Goal of the exercise: Tally up how many lines in the listing below contain the string "profile", and give only the total.

Records shown:
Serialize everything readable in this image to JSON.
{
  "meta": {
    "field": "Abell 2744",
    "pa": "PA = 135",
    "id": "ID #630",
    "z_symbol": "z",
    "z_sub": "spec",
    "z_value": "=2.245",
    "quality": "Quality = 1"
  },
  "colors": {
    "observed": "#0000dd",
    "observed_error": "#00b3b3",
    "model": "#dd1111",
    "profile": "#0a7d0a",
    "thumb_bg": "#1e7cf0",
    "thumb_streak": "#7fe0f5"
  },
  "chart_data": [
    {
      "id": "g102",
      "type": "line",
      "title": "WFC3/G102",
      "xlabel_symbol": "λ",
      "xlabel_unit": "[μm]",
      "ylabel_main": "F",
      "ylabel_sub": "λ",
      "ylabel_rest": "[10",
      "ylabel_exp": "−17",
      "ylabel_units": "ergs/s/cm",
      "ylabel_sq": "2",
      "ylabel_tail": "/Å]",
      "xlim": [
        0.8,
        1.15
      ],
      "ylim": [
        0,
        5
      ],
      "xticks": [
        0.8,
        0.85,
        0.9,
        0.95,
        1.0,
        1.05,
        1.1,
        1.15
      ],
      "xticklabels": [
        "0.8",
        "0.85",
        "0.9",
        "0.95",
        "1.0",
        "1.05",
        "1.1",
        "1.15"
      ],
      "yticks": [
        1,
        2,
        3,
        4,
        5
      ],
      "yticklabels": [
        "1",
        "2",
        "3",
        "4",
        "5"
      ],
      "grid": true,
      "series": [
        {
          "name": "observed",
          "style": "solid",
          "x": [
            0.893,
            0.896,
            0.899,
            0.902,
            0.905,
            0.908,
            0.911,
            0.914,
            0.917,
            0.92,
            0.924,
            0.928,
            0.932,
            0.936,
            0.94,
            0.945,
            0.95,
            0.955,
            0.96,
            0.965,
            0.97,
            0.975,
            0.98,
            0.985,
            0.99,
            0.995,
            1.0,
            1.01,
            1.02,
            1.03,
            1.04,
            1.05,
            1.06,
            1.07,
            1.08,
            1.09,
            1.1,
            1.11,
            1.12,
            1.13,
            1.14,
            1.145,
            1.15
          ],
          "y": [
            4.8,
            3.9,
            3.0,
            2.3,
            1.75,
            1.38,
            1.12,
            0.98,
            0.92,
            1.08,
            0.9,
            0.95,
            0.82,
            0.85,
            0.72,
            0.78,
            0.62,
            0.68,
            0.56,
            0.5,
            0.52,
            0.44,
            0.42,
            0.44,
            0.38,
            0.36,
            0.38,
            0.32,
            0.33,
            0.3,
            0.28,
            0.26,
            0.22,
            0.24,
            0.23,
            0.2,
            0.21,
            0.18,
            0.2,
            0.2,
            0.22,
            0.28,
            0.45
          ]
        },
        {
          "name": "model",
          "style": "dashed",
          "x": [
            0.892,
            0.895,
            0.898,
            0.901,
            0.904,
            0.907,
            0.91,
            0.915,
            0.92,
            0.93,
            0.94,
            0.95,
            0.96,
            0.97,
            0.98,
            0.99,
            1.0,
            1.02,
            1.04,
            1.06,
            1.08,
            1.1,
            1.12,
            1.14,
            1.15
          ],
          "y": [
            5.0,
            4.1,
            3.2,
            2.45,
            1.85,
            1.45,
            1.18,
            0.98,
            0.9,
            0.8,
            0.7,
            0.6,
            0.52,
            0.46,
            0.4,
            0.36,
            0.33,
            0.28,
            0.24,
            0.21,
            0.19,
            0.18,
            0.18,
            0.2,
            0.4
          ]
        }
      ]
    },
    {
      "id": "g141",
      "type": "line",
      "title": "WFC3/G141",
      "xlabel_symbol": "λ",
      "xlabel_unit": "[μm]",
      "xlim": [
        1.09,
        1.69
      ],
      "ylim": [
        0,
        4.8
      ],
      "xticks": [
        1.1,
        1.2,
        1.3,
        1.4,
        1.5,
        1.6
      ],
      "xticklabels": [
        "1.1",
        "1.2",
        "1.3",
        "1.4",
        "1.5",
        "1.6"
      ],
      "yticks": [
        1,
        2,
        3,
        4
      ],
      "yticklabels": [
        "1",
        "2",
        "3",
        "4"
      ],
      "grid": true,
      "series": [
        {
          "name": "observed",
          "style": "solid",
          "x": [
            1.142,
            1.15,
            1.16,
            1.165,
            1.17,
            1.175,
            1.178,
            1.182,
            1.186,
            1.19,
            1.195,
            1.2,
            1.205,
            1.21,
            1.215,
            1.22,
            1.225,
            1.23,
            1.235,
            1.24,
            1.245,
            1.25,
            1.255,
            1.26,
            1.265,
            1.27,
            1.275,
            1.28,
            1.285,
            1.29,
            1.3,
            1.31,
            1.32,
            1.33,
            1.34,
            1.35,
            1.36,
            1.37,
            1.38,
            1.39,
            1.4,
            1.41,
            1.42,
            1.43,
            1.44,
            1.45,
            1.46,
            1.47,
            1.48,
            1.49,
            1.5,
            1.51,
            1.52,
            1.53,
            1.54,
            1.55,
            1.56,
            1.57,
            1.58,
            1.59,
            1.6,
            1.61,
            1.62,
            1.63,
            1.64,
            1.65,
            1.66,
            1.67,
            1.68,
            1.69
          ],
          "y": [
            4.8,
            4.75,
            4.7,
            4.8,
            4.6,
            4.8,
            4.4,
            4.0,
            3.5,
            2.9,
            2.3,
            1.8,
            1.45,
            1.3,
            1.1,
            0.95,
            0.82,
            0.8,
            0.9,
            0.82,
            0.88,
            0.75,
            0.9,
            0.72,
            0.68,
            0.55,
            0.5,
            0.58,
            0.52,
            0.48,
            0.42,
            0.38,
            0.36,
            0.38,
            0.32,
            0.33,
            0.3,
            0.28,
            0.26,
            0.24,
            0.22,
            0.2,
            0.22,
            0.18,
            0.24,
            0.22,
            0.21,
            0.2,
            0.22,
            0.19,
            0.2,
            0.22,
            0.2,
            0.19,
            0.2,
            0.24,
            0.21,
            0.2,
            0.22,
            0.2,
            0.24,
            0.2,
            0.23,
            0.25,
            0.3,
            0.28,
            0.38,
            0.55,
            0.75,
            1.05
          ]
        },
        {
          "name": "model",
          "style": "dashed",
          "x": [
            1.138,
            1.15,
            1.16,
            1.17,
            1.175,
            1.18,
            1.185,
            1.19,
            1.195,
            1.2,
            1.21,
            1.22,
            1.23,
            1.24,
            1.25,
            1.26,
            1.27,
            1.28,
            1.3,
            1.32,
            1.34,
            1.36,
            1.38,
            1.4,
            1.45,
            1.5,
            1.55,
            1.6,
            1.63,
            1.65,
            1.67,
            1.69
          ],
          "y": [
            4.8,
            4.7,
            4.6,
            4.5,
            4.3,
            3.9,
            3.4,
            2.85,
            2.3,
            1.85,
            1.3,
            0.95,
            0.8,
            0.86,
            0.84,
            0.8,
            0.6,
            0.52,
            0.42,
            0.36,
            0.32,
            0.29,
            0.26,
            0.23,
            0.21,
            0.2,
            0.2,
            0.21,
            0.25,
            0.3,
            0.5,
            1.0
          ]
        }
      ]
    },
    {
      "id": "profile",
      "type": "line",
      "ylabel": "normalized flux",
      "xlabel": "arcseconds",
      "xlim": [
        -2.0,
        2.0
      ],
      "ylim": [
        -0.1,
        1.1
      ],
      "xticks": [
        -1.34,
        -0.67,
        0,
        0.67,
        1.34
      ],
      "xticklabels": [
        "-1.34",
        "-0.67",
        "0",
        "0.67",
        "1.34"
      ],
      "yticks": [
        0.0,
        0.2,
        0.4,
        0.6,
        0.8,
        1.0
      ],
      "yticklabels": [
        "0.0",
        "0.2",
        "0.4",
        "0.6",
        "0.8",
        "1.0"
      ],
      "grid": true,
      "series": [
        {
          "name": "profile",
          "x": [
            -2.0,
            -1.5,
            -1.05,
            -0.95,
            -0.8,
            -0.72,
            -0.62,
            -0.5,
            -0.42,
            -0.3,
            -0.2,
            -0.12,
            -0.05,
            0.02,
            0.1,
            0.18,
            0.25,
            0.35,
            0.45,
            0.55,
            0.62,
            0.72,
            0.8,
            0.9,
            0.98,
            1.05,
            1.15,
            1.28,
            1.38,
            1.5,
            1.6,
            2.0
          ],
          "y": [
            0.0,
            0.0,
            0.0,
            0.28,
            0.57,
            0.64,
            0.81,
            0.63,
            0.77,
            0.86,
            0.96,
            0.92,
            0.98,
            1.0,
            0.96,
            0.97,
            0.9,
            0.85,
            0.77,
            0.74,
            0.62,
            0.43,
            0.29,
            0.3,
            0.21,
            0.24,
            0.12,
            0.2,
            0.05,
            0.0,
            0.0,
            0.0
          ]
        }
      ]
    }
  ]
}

Finished answer: 3